STATED EXERCISE:
Skip all pictures, then print the remaining material exactly.

Dataset excerpts
• • • •
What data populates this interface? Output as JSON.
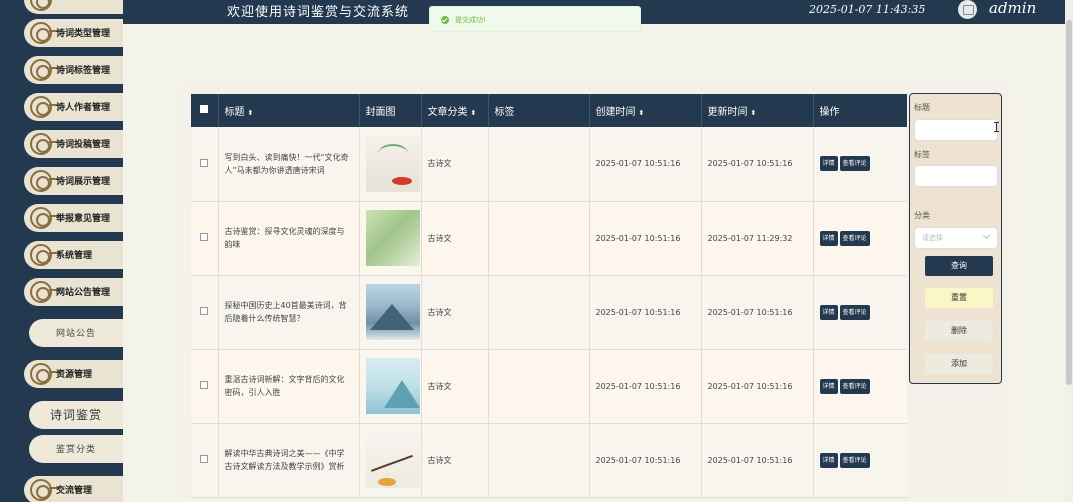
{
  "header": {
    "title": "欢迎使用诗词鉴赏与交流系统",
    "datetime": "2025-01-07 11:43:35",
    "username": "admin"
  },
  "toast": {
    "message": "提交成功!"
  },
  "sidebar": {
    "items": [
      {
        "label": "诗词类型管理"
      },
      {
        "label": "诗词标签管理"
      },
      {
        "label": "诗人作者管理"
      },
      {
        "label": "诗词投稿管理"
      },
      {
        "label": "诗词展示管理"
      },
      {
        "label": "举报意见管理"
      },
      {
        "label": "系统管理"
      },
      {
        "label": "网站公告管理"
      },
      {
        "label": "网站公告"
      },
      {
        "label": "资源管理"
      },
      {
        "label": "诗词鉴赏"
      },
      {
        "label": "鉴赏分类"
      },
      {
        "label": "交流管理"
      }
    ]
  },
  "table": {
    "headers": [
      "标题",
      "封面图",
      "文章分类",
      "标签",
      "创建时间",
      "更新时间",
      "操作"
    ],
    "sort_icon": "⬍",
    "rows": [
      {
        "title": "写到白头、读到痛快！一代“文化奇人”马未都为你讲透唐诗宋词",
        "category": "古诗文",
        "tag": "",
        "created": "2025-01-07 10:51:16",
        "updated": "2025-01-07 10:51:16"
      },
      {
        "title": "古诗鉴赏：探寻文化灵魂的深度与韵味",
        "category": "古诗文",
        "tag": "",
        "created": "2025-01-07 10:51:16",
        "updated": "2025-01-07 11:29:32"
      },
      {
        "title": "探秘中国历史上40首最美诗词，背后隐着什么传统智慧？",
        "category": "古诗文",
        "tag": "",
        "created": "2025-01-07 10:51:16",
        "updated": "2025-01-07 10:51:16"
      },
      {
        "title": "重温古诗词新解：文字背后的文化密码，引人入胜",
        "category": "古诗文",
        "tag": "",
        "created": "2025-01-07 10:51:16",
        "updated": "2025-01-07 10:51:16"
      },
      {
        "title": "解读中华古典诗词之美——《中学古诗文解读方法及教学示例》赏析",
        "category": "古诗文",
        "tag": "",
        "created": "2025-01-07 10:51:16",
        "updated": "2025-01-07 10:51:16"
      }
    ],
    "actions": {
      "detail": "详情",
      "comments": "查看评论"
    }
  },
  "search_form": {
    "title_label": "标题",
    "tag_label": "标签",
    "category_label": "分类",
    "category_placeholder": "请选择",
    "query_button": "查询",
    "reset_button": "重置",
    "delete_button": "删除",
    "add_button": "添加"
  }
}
• • • •
SOLUTION TO THE PROBLEM:
What data populates this interface? Output as JSON.
{
  "header": {
    "title": "欢迎使用诗词鉴赏与交流系统",
    "datetime": "2025-01-07 11:43:35",
    "username": "admin"
  },
  "toast": {
    "message": "提交成功!"
  },
  "sidebar": {
    "items": [
      {
        "label": "诗词类型管理"
      },
      {
        "label": "诗词标签管理"
      },
      {
        "label": "诗人作者管理"
      },
      {
        "label": "诗词投稿管理"
      },
      {
        "label": "诗词展示管理"
      },
      {
        "label": "举报意见管理"
      },
      {
        "label": "系统管理"
      },
      {
        "label": "网站公告管理"
      },
      {
        "label": "网站公告"
      },
      {
        "label": "资源管理"
      },
      {
        "label": "诗词鉴赏"
      },
      {
        "label": "鉴赏分类"
      },
      {
        "label": "交流管理"
      }
    ]
  },
  "table": {
    "headers": [
      "标题",
      "封面图",
      "文章分类",
      "标签",
      "创建时间",
      "更新时间",
      "操作"
    ],
    "sort_icon": "⬍",
    "rows": [
      {
        "title": "写到白头、读到痛快！一代“文化奇人”马未都为你讲透唐诗宋词",
        "category": "古诗文",
        "tag": "",
        "created": "2025-01-07 10:51:16",
        "updated": "2025-01-07 10:51:16"
      },
      {
        "title": "古诗鉴赏：探寻文化灵魂的深度与韵味",
        "category": "古诗文",
        "tag": "",
        "created": "2025-01-07 10:51:16",
        "updated": "2025-01-07 11:29:32"
      },
      {
        "title": "探秘中国历史上40首最美诗词，背后隐着什么传统智慧？",
        "category": "古诗文",
        "tag": "",
        "created": "2025-01-07 10:51:16",
        "updated": "2025-01-07 10:51:16"
      },
      {
        "title": "重温古诗词新解：文字背后的文化密码，引人入胜",
        "category": "古诗文",
        "tag": "",
        "created": "2025-01-07 10:51:16",
        "updated": "2025-01-07 10:51:16"
      },
      {
        "title": "解读中华古典诗词之美——《中学古诗文解读方法及教学示例》赏析",
        "category": "古诗文",
        "tag": "",
        "created": "2025-01-07 10:51:16",
        "updated": "2025-01-07 10:51:16"
      }
    ],
    "actions": {
      "detail": "详情",
      "comments": "查看评论"
    }
  },
  "search_form": {
    "title_label": "标题",
    "tag_label": "标签",
    "category_label": "分类",
    "category_placeholder": "请选择",
    "query_button": "查询",
    "reset_button": "重置",
    "delete_button": "删除",
    "add_button": "添加"
  }
}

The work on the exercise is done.